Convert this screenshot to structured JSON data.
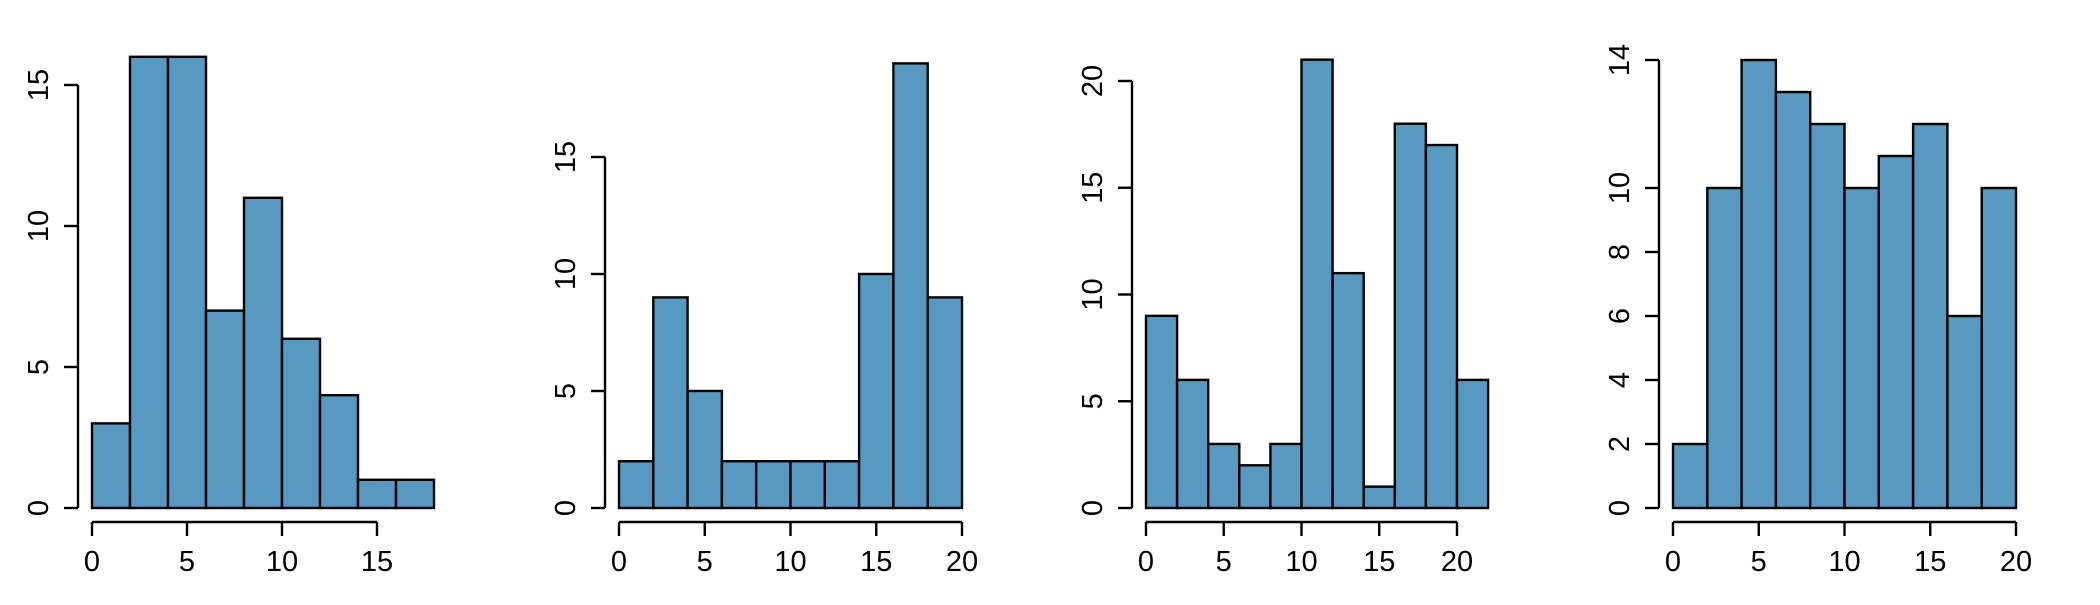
{
  "bar_fill": "#5799c0",
  "bar_stroke": "#000000",
  "chart_data": [
    {
      "type": "bar",
      "title": "",
      "xlabel": "",
      "ylabel": "",
      "bin_edges": [
        0,
        2,
        4,
        6,
        8,
        10,
        12,
        14,
        16,
        18
      ],
      "values": [
        3,
        16,
        16,
        7,
        11,
        6,
        4,
        1,
        1
      ],
      "xlim": [
        0,
        18
      ],
      "ylim": [
        0,
        16
      ],
      "x_ticks": [
        0,
        5,
        10,
        15
      ],
      "y_ticks": [
        0,
        5,
        10,
        15
      ]
    },
    {
      "type": "bar",
      "title": "",
      "xlabel": "",
      "ylabel": "",
      "bin_edges": [
        0,
        2,
        4,
        6,
        8,
        10,
        12,
        14,
        16,
        18,
        20
      ],
      "values": [
        2,
        9,
        5,
        2,
        2,
        2,
        2,
        10,
        19,
        9
      ],
      "xlim": [
        0,
        20
      ],
      "ylim": [
        0,
        19
      ],
      "x_ticks": [
        0,
        5,
        10,
        15,
        20
      ],
      "y_ticks": [
        0,
        5,
        10,
        15
      ]
    },
    {
      "type": "bar",
      "title": "",
      "xlabel": "",
      "ylabel": "",
      "bin_edges": [
        0,
        2,
        4,
        6,
        8,
        10,
        12,
        14,
        16,
        18,
        20,
        22
      ],
      "values": [
        9,
        6,
        3,
        2,
        3,
        21,
        11,
        1,
        18,
        17,
        6
      ],
      "xlim": [
        0,
        22
      ],
      "ylim": [
        0,
        21
      ],
      "x_ticks": [
        0,
        5,
        10,
        15,
        20
      ],
      "y_ticks": [
        0,
        5,
        10,
        15,
        20
      ]
    },
    {
      "type": "bar",
      "title": "",
      "xlabel": "",
      "ylabel": "",
      "bin_edges": [
        0,
        2,
        4,
        6,
        8,
        10,
        12,
        14,
        16,
        18,
        20
      ],
      "values": [
        2,
        10,
        14,
        13,
        12,
        10,
        11,
        12,
        6,
        10
      ],
      "xlim": [
        0,
        20
      ],
      "ylim": [
        0,
        14
      ],
      "x_ticks": [
        0,
        5,
        10,
        15,
        20
      ],
      "y_ticks": [
        0,
        2,
        4,
        6,
        8,
        10,
        14
      ]
    }
  ]
}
########
** What you are asked to do **
Pictures don't belong in the copy. Restate all the entries exactly.

** Worked solution **
Convert this screenshot to structured JSON data.
{
  "bar_fill": "#5799c0",
  "bar_stroke": "#000000",
  "chart_data": [
    {
      "type": "bar",
      "title": "",
      "xlabel": "",
      "ylabel": "",
      "bin_edges": [
        0,
        2,
        4,
        6,
        8,
        10,
        12,
        14,
        16,
        18
      ],
      "values": [
        3,
        16,
        16,
        7,
        11,
        6,
        4,
        1,
        1
      ],
      "xlim": [
        0,
        18
      ],
      "ylim": [
        0,
        16
      ],
      "x_ticks": [
        0,
        5,
        10,
        15
      ],
      "y_ticks": [
        0,
        5,
        10,
        15
      ]
    },
    {
      "type": "bar",
      "title": "",
      "xlabel": "",
      "ylabel": "",
      "bin_edges": [
        0,
        2,
        4,
        6,
        8,
        10,
        12,
        14,
        16,
        18,
        20
      ],
      "values": [
        2,
        9,
        5,
        2,
        2,
        2,
        2,
        10,
        19,
        9
      ],
      "xlim": [
        0,
        20
      ],
      "ylim": [
        0,
        19
      ],
      "x_ticks": [
        0,
        5,
        10,
        15,
        20
      ],
      "y_ticks": [
        0,
        5,
        10,
        15
      ]
    },
    {
      "type": "bar",
      "title": "",
      "xlabel": "",
      "ylabel": "",
      "bin_edges": [
        0,
        2,
        4,
        6,
        8,
        10,
        12,
        14,
        16,
        18,
        20,
        22
      ],
      "values": [
        9,
        6,
        3,
        2,
        3,
        21,
        11,
        1,
        18,
        17,
        6
      ],
      "xlim": [
        0,
        22
      ],
      "ylim": [
        0,
        21
      ],
      "x_ticks": [
        0,
        5,
        10,
        15,
        20
      ],
      "y_ticks": [
        0,
        5,
        10,
        15,
        20
      ]
    },
    {
      "type": "bar",
      "title": "",
      "xlabel": "",
      "ylabel": "",
      "bin_edges": [
        0,
        2,
        4,
        6,
        8,
        10,
        12,
        14,
        16,
        18,
        20
      ],
      "values": [
        2,
        10,
        14,
        13,
        12,
        10,
        11,
        12,
        6,
        10
      ],
      "xlim": [
        0,
        20
      ],
      "ylim": [
        0,
        14
      ],
      "x_ticks": [
        0,
        5,
        10,
        15,
        20
      ],
      "y_ticks": [
        0,
        2,
        4,
        6,
        8,
        10,
        14
      ]
    }
  ]
}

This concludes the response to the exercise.